To do: Reproduce the line containing "Output the text content of this document." exactly, along with each line after it through the end of the data; pictures are left out.

------------------------------------------------------------------------

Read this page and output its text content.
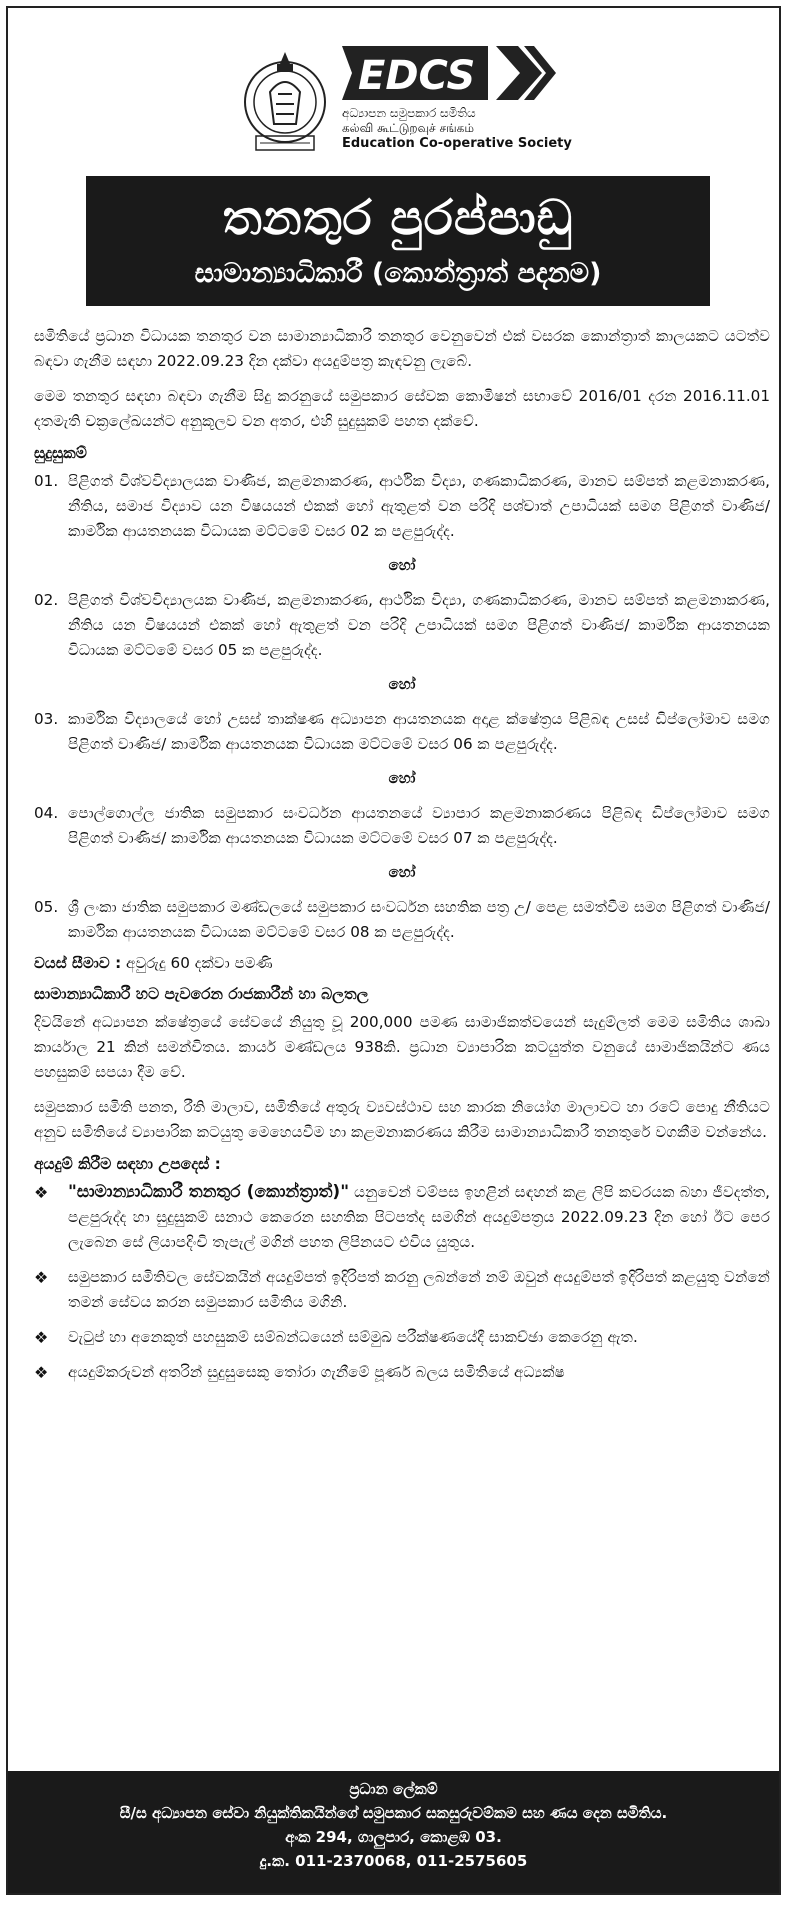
EDCS
අධ්‍යාපන සමුපකාර සමිතිය
கல்வி கூட்டுறவுச் சங்கம்
Education Co-operative Society
තනතුර පුරප්පාඩු
සාමාන්‍යාධිකාරී (කොන්ත්‍රාත් පදනම)

සමිතියේ ප්‍රධාන විධායක තනතුර වන සාමාන්‍යාධිකාරී තනතුර වෙනුවෙන් එක් වසරක කොන්ත්‍රාත් කාලයකට යටත්ව බඳවා ගැනීම සඳහා 2022.09.23 දින දක්වා අයදුම්පත්‍ර කැඳවනු ලැබේ.

මෙම තනතුර සඳහා බඳවා ගැනීම සිදු කරනුයේ සමුපකාර සේවක කොමිෂන් සභාවේ 2016/01 දරන 2016.11.01 දතමැති චක්‍රලේඛයන්ට අනුකූලව වන අතර, එහි සුදුසුකම් පහත දක්වේ.

සුදුසුකම්
01. පිළිගත් විශ්වවිද්‍යාලයක වාණිජ, කළමනාකරණ, ආර්ථික විද්‍යා, ගණකාධිකරණ, මානව සම්පත් කළමනාකරණ, නීතිය, සමාජ විද්‍යාව යන විෂයයන් එකක් හෝ ඇතුළත් වන පරිදි පශ්චාත් උපාධියක් සමග පිළිගත් වාණිජ/ කාර්මික ආයතනයක විධායක මට්ටමේ වසර 02 ක පළපුරුද්ද.
හෝ
02. පිළිගත් විශ්වවිද්‍යාලයක වාණිජ, කළමනාකරණ, ආර්ථික විද්‍යා, ගණකාධිකරණ, මානව සම්පත් කළමනාකරණ, නීතිය යන විෂයයන් එකක් හෝ ඇතුළත් වන පරිදි උපාධියක් සමග පිළිගත් වාණිජ/ කාර්මික ආයතනයක විධායක මට්ටමේ වසර 05 ක පළපුරුද්ද.
හෝ
03. කාර්මික විද්‍යාලයේ හෝ උසස් තාක්ෂණ අධ්‍යාපන ආයතනයක අදාළ ක්ෂේත්‍රය පිළිබඳ උසස් ඩිප්ලෝමාව සමග පිළිගත් වාණිජ/ කාර්මික ආයතනයක විධායක මට්ටමේ වසර 06 ක පළපුරුද්ද.
හෝ
04. පොල්ගොල්ල ජාතික සමුපකාර සංවර්ධන ආයතනයේ ව්‍යාපාර කළමනාකරණය පිළිබඳ ඩිප්ලෝමාව සමග පිළිගත් වාණිජ/ කාර්මික ආයතනයක විධායක මට්ටමේ වසර 07 ක පළපුරුද්ද.
හෝ
05. ශ්‍රී ලංකා ජාතික සමුපකාර මණ්ඩලයේ සමුපකාර සංවර්ධන සහතික පත්‍ර උ/ පෙළ සමත්වීම සමග පිළිගත් වාණිජ/ කාර්මික ආයතනයක විධායක මට්ටමේ වසර 08 ක පළපුරුද්ද.
වයස් සීමාව : අවුරුදු 60 දක්වා පමණි
සාමාන්‍යාධිකාරී හට පැවරෙන රාජකාරීන් හා බලතල

දිවයිනේ අධ්‍යාපන ක්ෂේත්‍රයේ සේවයේ නියුතු වූ 200,000 පමණ සාමාජිකත්වයෙන් සැදුම්ලත් මෙම සමිතිය ශාඛා කාර්යාල 21 කින් සමන්විතය. කාර්ය මණ්ඩලය 938කි. ප්‍රධාන ව්‍යාපාරික කටයුත්ත වනුයේ සාමාජිකයින්ට ණය පහසුකම් සපයා දීම වේ.

සමුපකාර සමිති පනත, රීති මාලාව, සමිතියේ අතුරු ව්‍යවස්ථාව සහ කාරක නියෝග මාලාවට හා රටේ පොදු නීතියට අනුව සමිතියේ ව්‍යාපාරික කටයුතු මෙහෙයවීම හා කළමනාකරණය කිරීම සාමාන්‍යාධිකාරී තනතුරේ වගකීම වන්නේය.

අයදුම් කිරීම සඳහා උපදෙස් :
❖	"සාමාන්‍යාධිකාරී තනතුර (කොන්ත්‍රාත්)" යනුවෙන් වම්පස ඉහළින් සඳහන් කළ ලිපි කවරයක බහා ජීවදත්ත, පළපුරුද්ද හා සුදුසුකම් සනාථ කෙරෙන සහතික පිටපත්ද සමගින් අයදුම්පත්‍රය 2022.09.23 දින හෝ ඊට පෙර ලැබෙන සේ ලියාපදිංචි තැපැල් මගින් පහත ලිපිනයට එවිය යුතුය.
❖	සමුපකාර සමිතිවල සේවකයින් අයදුම්පත් ඉදිරිපත් කරනු ලබන්නේ නම් ඔවුන් අයදුම්පත් ඉදිරිපත් කළයුතු වන්නේ තමන් සේවය කරන සමුපකාර සමිතිය මගිනි.
❖	වැටුප් හා අනෙකුත් පහසුකම් සම්බන්ධයෙන් සම්මුඛ පරීක්ෂණයේදී සාකච්ඡා කෙරෙනු ඇත.
❖	අයදුම්කරුවන් අතරින් සුදුසුසෙකු තෝරා ගැනීමේ පූර්ණ බලය සමිතියේ අධ්‍යක්ෂ
ප්‍රධාන ලේකම්
සී/ස අධ්‍යාපන සේවා නියුක්තිකයින්ගේ සමුපකාර සකසුරුවම්කම සහ ණය දෙන සමිතිය.
අංක 294, ගාලුපාර, කොළඹ 03.
දු.ක. 011-2370068, 011-2575605
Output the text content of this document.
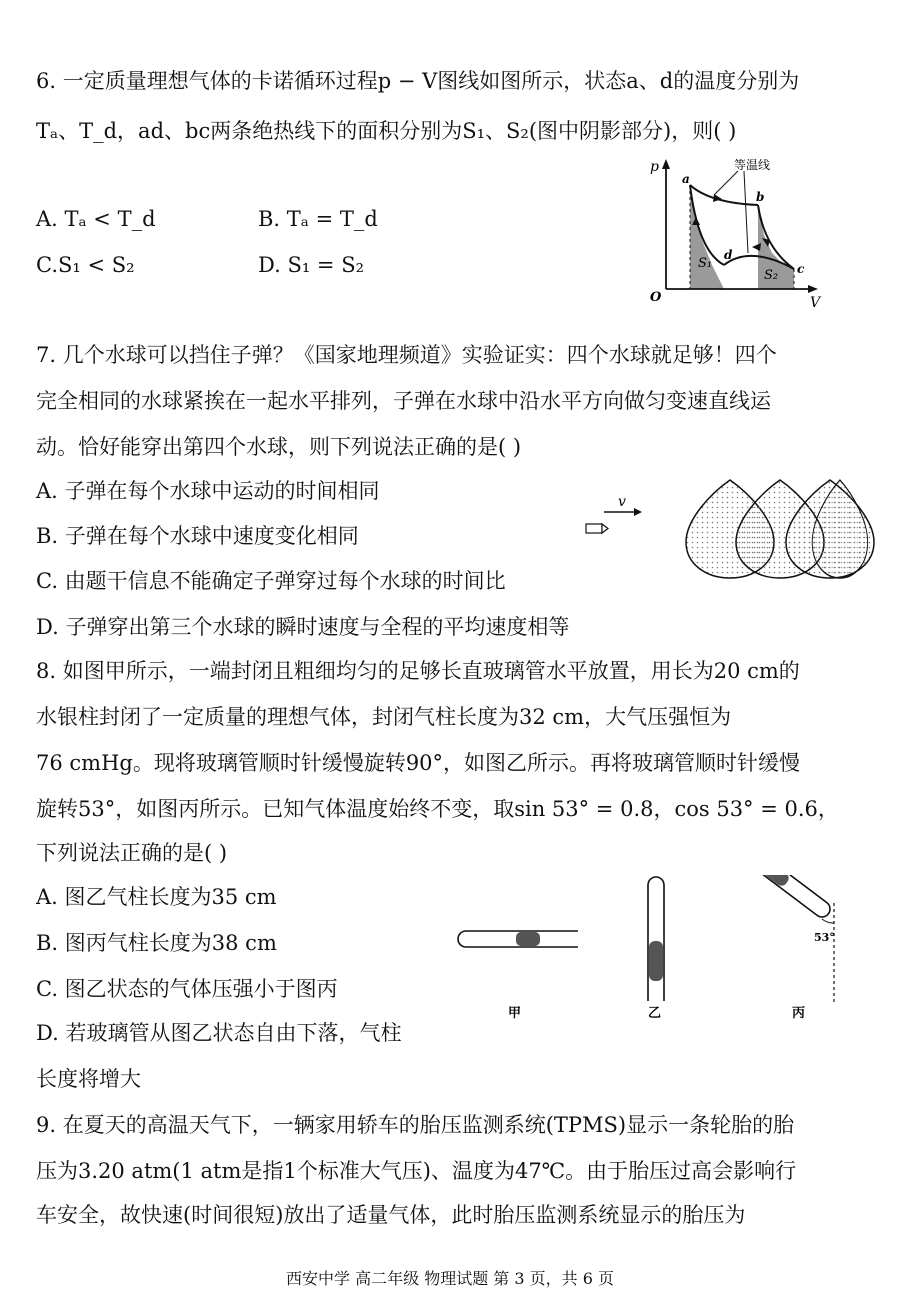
6. 一定质量理想气体的卡诺循环过程p − V图线如图所示，状态a、d的温度分别为
Tₐ、T_d，ad、bc两条绝热线下的面积分别为S₁、S₂(图中阴影部分)，则( )
A. Tₐ < T_d	B. Tₐ = T_d
C.S₁ < S₂	D. S₁ = S₂
等温线
p
V
O
a
b
c
d
S₁
S₂
7. 几个水球可以挡住子弹？《国家地理频道》实验证实：四个水球就足够！四个
完全相同的水球紧挨在一起水平排列，子弹在水球中沿水平方向做匀变速直线运
动。恰好能穿出第四个水球，则下列说法正确的是( )
A. 子弹在每个水球中运动的时间相同
B. 子弹在每个水球中速度变化相同
C. 由题干信息不能确定子弹穿过每个水球的时间比
D. 子弹穿出第三个水球的瞬时速度与全程的平均速度相等
v
8. 如图甲所示，一端封闭且粗细均匀的足够长直玻璃管水平放置，用长为20 cm的
水银柱封闭了一定质量的理想气体，封闭气柱长度为32 cm，大气压强恒为
76 cmHg。现将玻璃管顺时针缓慢旋转90°，如图乙所示。再将玻璃管顺时针缓慢
旋转53°，如图丙所示。已知气体温度始终不变，取sin 53° = 0.8，cos 53° = 0.6，
下列说法正确的是( )
A. 图乙气柱长度为35 cm
B. 图丙气柱长度为38 cm
C. 图乙状态的气体压强小于图丙
D. 若玻璃管从图乙状态自由下落，气柱
长度将增大
甲	乙
53°
丙
9. 在夏天的高温天气下，一辆家用轿车的胎压监测系统(TPMS)显示一条轮胎的胎
压为3.20 atm(1 atm是指1个标准大气压)、温度为47℃。由于胎压过高会影响行
车安全，故快速(时间很短)放出了适量气体，此时胎压监测系统显示的胎压为
西安中学 高二年级 物理试题 第 3 页，共 6 页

------------------------------------------------------------------------

Answer for this exercise:
Output the text content of this document.
6. 一定质量理想气体的卡诺循环过程p − V图线如图所示，状态a、d的温度分别为
Tₐ、T_d，ad、bc两条绝热线下的面积分别为S₁、S₂(图中阴影部分)，则( )
A. Tₐ < T_d	B. Tₐ = T_d
C.S₁ < S₂	D. S₁ = S₂
等温线
p
V
O
a
b
c
d
S₁
S₂
7. 几个水球可以挡住子弹？《国家地理频道》实验证实：四个水球就足够！四个
完全相同的水球紧挨在一起水平排列，子弹在水球中沿水平方向做匀变速直线运
动。恰好能穿出第四个水球，则下列说法正确的是( )
A. 子弹在每个水球中运动的时间相同
B. 子弹在每个水球中速度变化相同
C. 由题干信息不能确定子弹穿过每个水球的时间比
D. 子弹穿出第三个水球的瞬时速度与全程的平均速度相等
v
8. 如图甲所示，一端封闭且粗细均匀的足够长直玻璃管水平放置，用长为20 cm的
水银柱封闭了一定质量的理想气体，封闭气柱长度为32 cm，大气压强恒为
76 cmHg。现将玻璃管顺时针缓慢旋转90°，如图乙所示。再将玻璃管顺时针缓慢
旋转53°，如图丙所示。已知气体温度始终不变，取sin 53° = 0.8，cos 53° = 0.6，
下列说法正确的是( )
A. 图乙气柱长度为35 cm
B. 图丙气柱长度为38 cm
C. 图乙状态的气体压强小于图丙
D. 若玻璃管从图乙状态自由下落，气柱
长度将增大
甲	乙
53°
丙
9. 在夏天的高温天气下，一辆家用轿车的胎压监测系统(TPMS)显示一条轮胎的胎
压为3.20 atm(1 atm是指1个标准大气压)、温度为47℃。由于胎压过高会影响行
车安全，故快速(时间很短)放出了适量气体，此时胎压监测系统显示的胎压为
西安中学 高二年级 物理试题 第 3 页，共 6 页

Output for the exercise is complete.